◆ DATA ENTRIES

--------------------------------------------------

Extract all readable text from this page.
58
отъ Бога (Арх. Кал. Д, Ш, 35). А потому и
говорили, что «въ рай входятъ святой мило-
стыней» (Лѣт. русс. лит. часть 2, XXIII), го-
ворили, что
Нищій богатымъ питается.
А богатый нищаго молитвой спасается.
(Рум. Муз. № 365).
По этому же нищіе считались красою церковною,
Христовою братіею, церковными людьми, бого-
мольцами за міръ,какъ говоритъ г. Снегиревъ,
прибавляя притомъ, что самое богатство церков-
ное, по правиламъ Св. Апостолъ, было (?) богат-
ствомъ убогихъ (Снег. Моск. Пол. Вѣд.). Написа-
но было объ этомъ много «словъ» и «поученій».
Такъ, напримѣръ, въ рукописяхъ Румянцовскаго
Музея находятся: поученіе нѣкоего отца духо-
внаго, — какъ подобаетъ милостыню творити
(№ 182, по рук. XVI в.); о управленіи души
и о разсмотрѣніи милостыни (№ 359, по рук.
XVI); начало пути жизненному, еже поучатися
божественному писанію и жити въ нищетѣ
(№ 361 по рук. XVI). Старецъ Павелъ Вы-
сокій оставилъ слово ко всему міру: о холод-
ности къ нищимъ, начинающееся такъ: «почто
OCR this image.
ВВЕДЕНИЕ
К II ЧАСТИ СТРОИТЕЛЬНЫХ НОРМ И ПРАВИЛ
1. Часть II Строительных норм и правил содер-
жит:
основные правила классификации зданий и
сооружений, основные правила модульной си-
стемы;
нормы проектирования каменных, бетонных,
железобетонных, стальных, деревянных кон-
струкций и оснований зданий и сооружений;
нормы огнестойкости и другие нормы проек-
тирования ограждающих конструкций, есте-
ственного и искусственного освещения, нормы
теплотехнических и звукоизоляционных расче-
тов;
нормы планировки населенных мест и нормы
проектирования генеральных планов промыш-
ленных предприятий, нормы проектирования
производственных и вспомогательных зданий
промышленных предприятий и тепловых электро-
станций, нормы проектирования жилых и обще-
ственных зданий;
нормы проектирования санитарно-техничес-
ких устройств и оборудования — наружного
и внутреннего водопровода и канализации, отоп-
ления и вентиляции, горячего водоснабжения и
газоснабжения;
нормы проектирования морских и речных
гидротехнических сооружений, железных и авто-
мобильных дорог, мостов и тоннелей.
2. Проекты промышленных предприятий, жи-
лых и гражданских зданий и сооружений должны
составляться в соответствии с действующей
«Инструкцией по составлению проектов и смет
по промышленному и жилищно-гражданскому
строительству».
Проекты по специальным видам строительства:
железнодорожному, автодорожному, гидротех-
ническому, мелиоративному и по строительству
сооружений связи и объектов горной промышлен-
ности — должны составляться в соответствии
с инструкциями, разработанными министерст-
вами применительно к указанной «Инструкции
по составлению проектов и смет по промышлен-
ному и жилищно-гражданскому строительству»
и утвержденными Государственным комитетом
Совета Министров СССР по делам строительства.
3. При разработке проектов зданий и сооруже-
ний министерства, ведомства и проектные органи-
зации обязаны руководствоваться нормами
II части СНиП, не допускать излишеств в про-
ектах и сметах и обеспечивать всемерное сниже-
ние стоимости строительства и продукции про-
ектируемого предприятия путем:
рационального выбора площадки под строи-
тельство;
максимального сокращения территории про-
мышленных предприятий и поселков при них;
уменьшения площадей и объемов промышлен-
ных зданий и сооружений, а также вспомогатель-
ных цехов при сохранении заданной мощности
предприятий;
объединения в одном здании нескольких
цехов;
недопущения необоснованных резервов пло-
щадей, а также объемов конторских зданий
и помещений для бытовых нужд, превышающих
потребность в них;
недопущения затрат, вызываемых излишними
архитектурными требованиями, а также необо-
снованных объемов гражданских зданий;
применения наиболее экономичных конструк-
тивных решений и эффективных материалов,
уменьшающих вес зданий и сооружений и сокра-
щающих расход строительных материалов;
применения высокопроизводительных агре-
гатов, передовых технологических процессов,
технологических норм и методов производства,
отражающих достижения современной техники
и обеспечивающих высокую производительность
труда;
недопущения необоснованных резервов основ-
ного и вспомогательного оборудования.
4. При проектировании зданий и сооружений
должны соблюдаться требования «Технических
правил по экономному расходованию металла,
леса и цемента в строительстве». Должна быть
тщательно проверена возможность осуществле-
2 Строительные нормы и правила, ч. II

--------------------------------------------------

◆ DIRECTIONS FOR THIS TASK
From the records above, extract every line exactly as it stands.

◆ ANSWER TO THIS TASK
Extract all readable text from this page.
58
отъ Бога (Арх. Кал. Д, Ш, 35). А потому и
говорили, что «въ рай входятъ святой мило-
стыней» (Лѣт. русс. лит. часть 2, XXIII), го-
ворили, что
Нищій богатымъ питается.
А богатый нищаго молитвой спасается.
(Рум. Муз. № 365).
По этому же нищіе считались красою церковною,
Христовою братіею, церковными людьми, бого-
мольцами за міръ,какъ говоритъ г. Снегиревъ,
прибавляя притомъ, что самое богатство церков-
ное, по правиламъ Св. Апостолъ, было (?) богат-
ствомъ убогихъ (Снег. Моск. Пол. Вѣд.). Написа-
но было объ этомъ много «словъ» и «поученій».
Такъ, напримѣръ, въ рукописяхъ Румянцовскаго
Музея находятся: поученіе нѣкоего отца духо-
внаго, — какъ подобаетъ милостыню творити
(№ 182, по рук. XVI в.); о управленіи души
и о разсмотрѣніи милостыни (№ 359, по рук.
XVI); начало пути жизненному, еже поучатися
божественному писанію и жити въ нищетѣ
(№ 361 по рук. XVI). Старецъ Павелъ Вы-
сокій оставилъ слово ко всему міру: о холод-
ности къ нищимъ, начинающееся такъ: «почто
OCR this image.
ВВЕДЕНИЕ
К II ЧАСТИ СТРОИТЕЛЬНЫХ НОРМ И ПРАВИЛ
1. Часть II Строительных норм и правил содер-
жит:
основные правила классификации зданий и
сооружений, основные правила модульной си-
стемы;
нормы проектирования каменных, бетонных,
железобетонных, стальных, деревянных кон-
струкций и оснований зданий и сооружений;
нормы огнестойкости и другие нормы проек-
тирования ограждающих конструкций, есте-
ственного и искусственного освещения, нормы
теплотехнических и звукоизоляционных расче-
тов;
нормы планировки населенных мест и нормы
проектирования генеральных планов промыш-
ленных предприятий, нормы проектирования
производственных и вспомогательных зданий
промышленных предприятий и тепловых электро-
станций, нормы проектирования жилых и обще-
ственных зданий;
нормы проектирования санитарно-техничес-
ких устройств и оборудования — наружного
и внутреннего водопровода и канализации, отоп-
ления и вентиляции, горячего водоснабжения и
газоснабжения;
нормы проектирования морских и речных
гидротехнических сооружений, железных и авто-
мобильных дорог, мостов и тоннелей.
2. Проекты промышленных предприятий, жи-
лых и гражданских зданий и сооружений должны
составляться в соответствии с действующей
«Инструкцией по составлению проектов и смет
по промышленному и жилищно-гражданскому
строительству».
Проекты по специальным видам строительства:
железнодорожному, автодорожному, гидротех-
ническому, мелиоративному и по строительству
сооружений связи и объектов горной промышлен-
ности — должны составляться в соответствии
с инструкциями, разработанными министерст-
вами применительно к указанной «Инструкции
по составлению проектов и смет по промышлен-
ному и жилищно-гражданскому строительству»
и утвержденными Государственным комитетом
Совета Министров СССР по делам строительства.
3. При разработке проектов зданий и сооруже-
ний министерства, ведомства и проектные органи-
зации обязаны руководствоваться нормами
II части СНиП, не допускать излишеств в про-
ектах и сметах и обеспечивать всемерное сниже-
ние стоимости строительства и продукции про-
ектируемого предприятия путем:
рационального выбора площадки под строи-
тельство;
максимального сокращения территории про-
мышленных предприятий и поселков при них;
уменьшения площадей и объемов промышлен-
ных зданий и сооружений, а также вспомогатель-
ных цехов при сохранении заданной мощности
предприятий;
объединения в одном здании нескольких
цехов;
недопущения необоснованных резервов пло-
щадей, а также объемов конторских зданий
и помещений для бытовых нужд, превышающих
потребность в них;
недопущения затрат, вызываемых излишними
архитектурными требованиями, а также необо-
снованных объемов гражданских зданий;
применения наиболее экономичных конструк-
тивных решений и эффективных материалов,
уменьшающих вес зданий и сооружений и сокра-
щающих расход строительных материалов;
применения высокопроизводительных агре-
гатов, передовых технологических процессов,
технологических норм и методов производства,
отражающих достижения современной техники
и обеспечивающих высокую производительность
труда;
недопущения необоснованных резервов основ-
ного и вспомогательного оборудования.
4. При проектировании зданий и сооружений
должны соблюдаться требования «Технических
правил по экономному расходованию металла,
леса и цемента в строительстве». Должна быть
тщательно проверена возможность осуществле-
2 Строительные нормы и правила, ч. II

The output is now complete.